WHAT YOU NEED TO DO: Print the part of the lines that opens with the first line and closes with the line containing "y-tick-label: 1.5: [227, 28, 242, 40]", both ends included, reproduced character for character.

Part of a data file
====

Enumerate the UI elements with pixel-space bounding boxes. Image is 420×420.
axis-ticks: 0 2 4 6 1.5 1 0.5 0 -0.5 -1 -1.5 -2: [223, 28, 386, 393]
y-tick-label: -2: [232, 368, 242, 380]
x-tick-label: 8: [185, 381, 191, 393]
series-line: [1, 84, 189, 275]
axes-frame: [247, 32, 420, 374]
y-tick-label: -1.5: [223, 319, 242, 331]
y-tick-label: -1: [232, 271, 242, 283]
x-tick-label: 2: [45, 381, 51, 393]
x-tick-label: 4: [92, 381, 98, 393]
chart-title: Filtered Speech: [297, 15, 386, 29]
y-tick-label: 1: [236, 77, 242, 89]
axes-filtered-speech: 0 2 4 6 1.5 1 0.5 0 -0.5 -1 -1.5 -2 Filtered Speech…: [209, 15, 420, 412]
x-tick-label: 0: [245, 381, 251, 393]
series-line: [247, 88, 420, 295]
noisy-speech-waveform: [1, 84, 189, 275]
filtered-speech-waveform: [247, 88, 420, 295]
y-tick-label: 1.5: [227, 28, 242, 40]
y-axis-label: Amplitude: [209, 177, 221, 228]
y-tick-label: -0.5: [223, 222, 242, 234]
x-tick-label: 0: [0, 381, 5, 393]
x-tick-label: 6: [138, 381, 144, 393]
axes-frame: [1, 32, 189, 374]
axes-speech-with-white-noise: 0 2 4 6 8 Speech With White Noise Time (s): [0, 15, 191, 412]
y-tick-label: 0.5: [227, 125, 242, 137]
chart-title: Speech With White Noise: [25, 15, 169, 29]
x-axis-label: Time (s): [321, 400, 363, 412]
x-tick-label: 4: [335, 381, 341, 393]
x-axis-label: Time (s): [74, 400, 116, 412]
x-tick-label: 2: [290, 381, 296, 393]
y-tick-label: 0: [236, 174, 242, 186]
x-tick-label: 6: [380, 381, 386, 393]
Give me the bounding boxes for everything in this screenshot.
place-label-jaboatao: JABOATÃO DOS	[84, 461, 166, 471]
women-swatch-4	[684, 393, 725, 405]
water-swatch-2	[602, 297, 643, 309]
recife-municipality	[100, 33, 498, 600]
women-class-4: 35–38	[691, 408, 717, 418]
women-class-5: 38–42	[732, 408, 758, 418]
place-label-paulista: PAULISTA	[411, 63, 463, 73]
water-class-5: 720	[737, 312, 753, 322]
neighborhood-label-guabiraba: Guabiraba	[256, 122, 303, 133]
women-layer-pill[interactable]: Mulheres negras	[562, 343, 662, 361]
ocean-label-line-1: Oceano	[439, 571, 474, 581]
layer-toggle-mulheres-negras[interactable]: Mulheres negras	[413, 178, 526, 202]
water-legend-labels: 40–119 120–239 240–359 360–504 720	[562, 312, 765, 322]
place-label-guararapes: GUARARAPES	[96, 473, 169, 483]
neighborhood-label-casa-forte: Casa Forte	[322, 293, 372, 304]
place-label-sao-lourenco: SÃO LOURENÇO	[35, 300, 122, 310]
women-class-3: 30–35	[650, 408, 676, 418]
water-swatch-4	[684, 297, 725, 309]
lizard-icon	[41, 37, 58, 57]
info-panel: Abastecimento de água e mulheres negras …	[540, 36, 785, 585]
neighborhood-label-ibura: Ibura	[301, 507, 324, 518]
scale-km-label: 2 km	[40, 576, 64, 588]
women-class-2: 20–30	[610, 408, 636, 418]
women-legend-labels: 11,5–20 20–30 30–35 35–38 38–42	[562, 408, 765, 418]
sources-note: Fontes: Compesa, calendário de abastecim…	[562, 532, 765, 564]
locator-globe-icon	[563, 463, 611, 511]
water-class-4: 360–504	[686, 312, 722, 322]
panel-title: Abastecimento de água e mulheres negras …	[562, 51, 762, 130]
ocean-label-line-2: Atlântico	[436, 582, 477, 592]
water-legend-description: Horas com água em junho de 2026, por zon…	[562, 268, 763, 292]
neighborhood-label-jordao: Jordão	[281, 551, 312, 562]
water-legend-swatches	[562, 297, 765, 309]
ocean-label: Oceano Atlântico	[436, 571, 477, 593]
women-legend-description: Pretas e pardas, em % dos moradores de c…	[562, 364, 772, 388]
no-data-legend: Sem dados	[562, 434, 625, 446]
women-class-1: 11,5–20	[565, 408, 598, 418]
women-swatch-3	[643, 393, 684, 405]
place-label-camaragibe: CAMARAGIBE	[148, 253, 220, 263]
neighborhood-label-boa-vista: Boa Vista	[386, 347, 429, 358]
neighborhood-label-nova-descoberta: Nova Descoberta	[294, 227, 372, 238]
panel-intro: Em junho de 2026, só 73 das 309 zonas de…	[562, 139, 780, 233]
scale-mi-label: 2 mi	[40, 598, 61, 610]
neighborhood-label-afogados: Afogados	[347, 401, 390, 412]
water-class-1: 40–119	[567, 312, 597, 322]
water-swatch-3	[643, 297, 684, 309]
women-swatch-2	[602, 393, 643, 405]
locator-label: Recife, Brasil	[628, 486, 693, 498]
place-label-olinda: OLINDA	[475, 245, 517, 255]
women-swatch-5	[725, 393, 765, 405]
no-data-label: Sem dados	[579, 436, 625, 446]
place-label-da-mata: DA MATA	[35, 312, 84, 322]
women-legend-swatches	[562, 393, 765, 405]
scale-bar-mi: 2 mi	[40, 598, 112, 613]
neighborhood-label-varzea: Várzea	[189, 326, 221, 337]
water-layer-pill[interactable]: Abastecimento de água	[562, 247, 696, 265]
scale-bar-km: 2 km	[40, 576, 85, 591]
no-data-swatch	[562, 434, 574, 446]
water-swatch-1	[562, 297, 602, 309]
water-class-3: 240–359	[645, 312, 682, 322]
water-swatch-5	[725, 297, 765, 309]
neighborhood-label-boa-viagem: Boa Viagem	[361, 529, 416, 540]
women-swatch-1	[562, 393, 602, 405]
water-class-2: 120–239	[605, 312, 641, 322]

====

ANSWER TO THE TASK:
Enumerate the UI elements with pixel-space bounding boxes. Image is 420×420.
axis-ticks: 0 2 4 6 1.5 1 0.5 0 -0.5 -1 -1.5 -2: [223, 28, 386, 393]
y-tick-label: -2: [232, 368, 242, 380]
x-tick-label: 8: [185, 381, 191, 393]
series-line: [1, 84, 189, 275]
axes-frame: [247, 32, 420, 374]
y-tick-label: -1.5: [223, 319, 242, 331]
y-tick-label: -1: [232, 271, 242, 283]
x-tick-label: 2: [45, 381, 51, 393]
x-tick-label: 4: [92, 381, 98, 393]
chart-title: Filtered Speech: [297, 15, 386, 29]
y-tick-label: 1: [236, 77, 242, 89]
axes-filtered-speech: 0 2 4 6 1.5 1 0.5 0 -0.5 -1 -1.5 -2 Filtered Speech…: [209, 15, 420, 412]
x-tick-label: 0: [245, 381, 251, 393]
series-line: [247, 88, 420, 295]
noisy-speech-waveform: [1, 84, 189, 275]
filtered-speech-waveform: [247, 88, 420, 295]
y-tick-label: 1.5: [227, 28, 242, 40]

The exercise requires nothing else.